>> Start
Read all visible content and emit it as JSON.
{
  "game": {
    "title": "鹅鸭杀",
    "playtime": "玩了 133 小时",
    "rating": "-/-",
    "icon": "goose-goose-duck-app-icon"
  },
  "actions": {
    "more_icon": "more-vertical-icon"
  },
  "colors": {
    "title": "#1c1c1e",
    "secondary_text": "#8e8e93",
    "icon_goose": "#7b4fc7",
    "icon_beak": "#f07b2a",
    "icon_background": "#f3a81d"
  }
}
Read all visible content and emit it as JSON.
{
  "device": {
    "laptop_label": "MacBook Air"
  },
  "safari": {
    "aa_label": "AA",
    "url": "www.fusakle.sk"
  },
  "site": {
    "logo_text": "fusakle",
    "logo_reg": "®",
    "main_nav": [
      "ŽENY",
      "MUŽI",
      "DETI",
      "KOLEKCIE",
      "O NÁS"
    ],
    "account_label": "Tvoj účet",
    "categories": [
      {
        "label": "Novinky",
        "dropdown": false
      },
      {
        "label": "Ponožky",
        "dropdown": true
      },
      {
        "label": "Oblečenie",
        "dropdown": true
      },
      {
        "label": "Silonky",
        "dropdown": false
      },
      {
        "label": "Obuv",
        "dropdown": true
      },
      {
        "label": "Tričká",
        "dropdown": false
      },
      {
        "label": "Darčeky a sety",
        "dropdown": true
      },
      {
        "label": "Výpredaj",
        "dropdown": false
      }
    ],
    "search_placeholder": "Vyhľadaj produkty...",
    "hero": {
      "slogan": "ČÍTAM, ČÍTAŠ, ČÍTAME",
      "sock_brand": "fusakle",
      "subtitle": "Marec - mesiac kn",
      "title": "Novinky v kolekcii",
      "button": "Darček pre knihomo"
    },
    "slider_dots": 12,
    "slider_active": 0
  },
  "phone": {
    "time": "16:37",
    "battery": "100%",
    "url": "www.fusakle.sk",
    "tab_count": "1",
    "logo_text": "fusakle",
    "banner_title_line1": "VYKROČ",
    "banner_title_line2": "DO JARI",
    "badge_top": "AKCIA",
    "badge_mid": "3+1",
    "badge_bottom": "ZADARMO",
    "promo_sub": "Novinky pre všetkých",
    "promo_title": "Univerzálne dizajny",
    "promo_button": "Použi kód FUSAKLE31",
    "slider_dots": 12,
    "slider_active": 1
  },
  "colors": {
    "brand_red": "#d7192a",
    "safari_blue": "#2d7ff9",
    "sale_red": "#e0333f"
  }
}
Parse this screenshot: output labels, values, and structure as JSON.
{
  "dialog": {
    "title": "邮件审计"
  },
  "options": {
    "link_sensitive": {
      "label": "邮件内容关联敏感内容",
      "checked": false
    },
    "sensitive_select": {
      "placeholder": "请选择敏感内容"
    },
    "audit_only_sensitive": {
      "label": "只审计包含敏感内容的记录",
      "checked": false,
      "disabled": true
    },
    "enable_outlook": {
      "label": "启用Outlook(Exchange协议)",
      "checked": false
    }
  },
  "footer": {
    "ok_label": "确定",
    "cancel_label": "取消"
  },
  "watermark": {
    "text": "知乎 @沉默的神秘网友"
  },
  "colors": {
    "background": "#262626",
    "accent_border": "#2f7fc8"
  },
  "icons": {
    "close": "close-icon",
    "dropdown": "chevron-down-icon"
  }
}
>> End
Exercise description
Quote all of the entries exactly as they appear.

Problem solution
Read all visible content and emit it as JSON.
{
  "game": {
    "title": "鹅鸭杀",
    "playtime": "玩了 133 小时",
    "rating": "-/-",
    "icon": "goose-goose-duck-app-icon"
  },
  "actions": {
    "more_icon": "more-vertical-icon"
  },
  "colors": {
    "title": "#1c1c1e",
    "secondary_text": "#8e8e93",
    "icon_goose": "#7b4fc7",
    "icon_beak": "#f07b2a",
    "icon_background": "#f3a81d"
  }
}
Read all visible content and emit it as JSON.
{
  "device": {
    "laptop_label": "MacBook Air"
  },
  "safari": {
    "aa_label": "AA",
    "url": "www.fusakle.sk"
  },
  "site": {
    "logo_text": "fusakle",
    "logo_reg": "®",
    "main_nav": [
      "ŽENY",
      "MUŽI",
      "DETI",
      "KOLEKCIE",
      "O NÁS"
    ],
    "account_label": "Tvoj účet",
    "categories": [
      {
        "label": "Novinky",
        "dropdown": false
      },
      {
        "label": "Ponožky",
        "dropdown": true
      },
      {
        "label": "Oblečenie",
        "dropdown": true
      },
      {
        "label": "Silonky",
        "dropdown": false
      },
      {
        "label": "Obuv",
        "dropdown": true
      },
      {
        "label": "Tričká",
        "dropdown": false
      },
      {
        "label": "Darčeky a sety",
        "dropdown": true
      },
      {
        "label": "Výpredaj",
        "dropdown": false
      }
    ],
    "search_placeholder": "Vyhľadaj produkty...",
    "hero": {
      "slogan": "ČÍTAM, ČÍTAŠ, ČÍTAME",
      "sock_brand": "fusakle",
      "subtitle": "Marec - mesiac kn",
      "title": "Novinky v kolekcii",
      "button": "Darček pre knihomo"
    },
    "slider_dots": 12,
    "slider_active": 0
  },
  "phone": {
    "time": "16:37",
    "battery": "100%",
    "url": "www.fusakle.sk",
    "tab_count": "1",
    "logo_text": "fusakle",
    "banner_title_line1": "VYKROČ",
    "banner_title_line2": "DO JARI",
    "badge_top": "AKCIA",
    "badge_mid": "3+1",
    "badge_bottom": "ZADARMO",
    "promo_sub": "Novinky pre všetkých",
    "promo_title": "Univerzálne dizajny",
    "promo_button": "Použi kód FUSAKLE31",
    "slider_dots": 12,
    "slider_active": 1
  },
  "colors": {
    "brand_red": "#d7192a",
    "safari_blue": "#2d7ff9",
    "sale_red": "#e0333f"
  }
}
Parse this screenshot: output labels, values, and structure as JSON.
{
  "dialog": {
    "title": "邮件审计"
  },
  "options": {
    "link_sensitive": {
      "label": "邮件内容关联敏感内容",
      "checked": false
    },
    "sensitive_select": {
      "placeholder": "请选择敏感内容"
    },
    "audit_only_sensitive": {
      "label": "只审计包含敏感内容的记录",
      "checked": false,
      "disabled": true
    },
    "enable_outlook": {
      "label": "启用Outlook(Exchange协议)",
      "checked": false
    }
  },
  "footer": {
    "ok_label": "确定",
    "cancel_label": "取消"
  },
  "watermark": {
    "text": "知乎 @沉默的神秘网友"
  },
  "colors": {
    "background": "#262626",
    "accent_border": "#2f7fc8"
  },
  "icons": {
    "close": "close-icon",
    "dropdown": "chevron-down-icon"
  }
}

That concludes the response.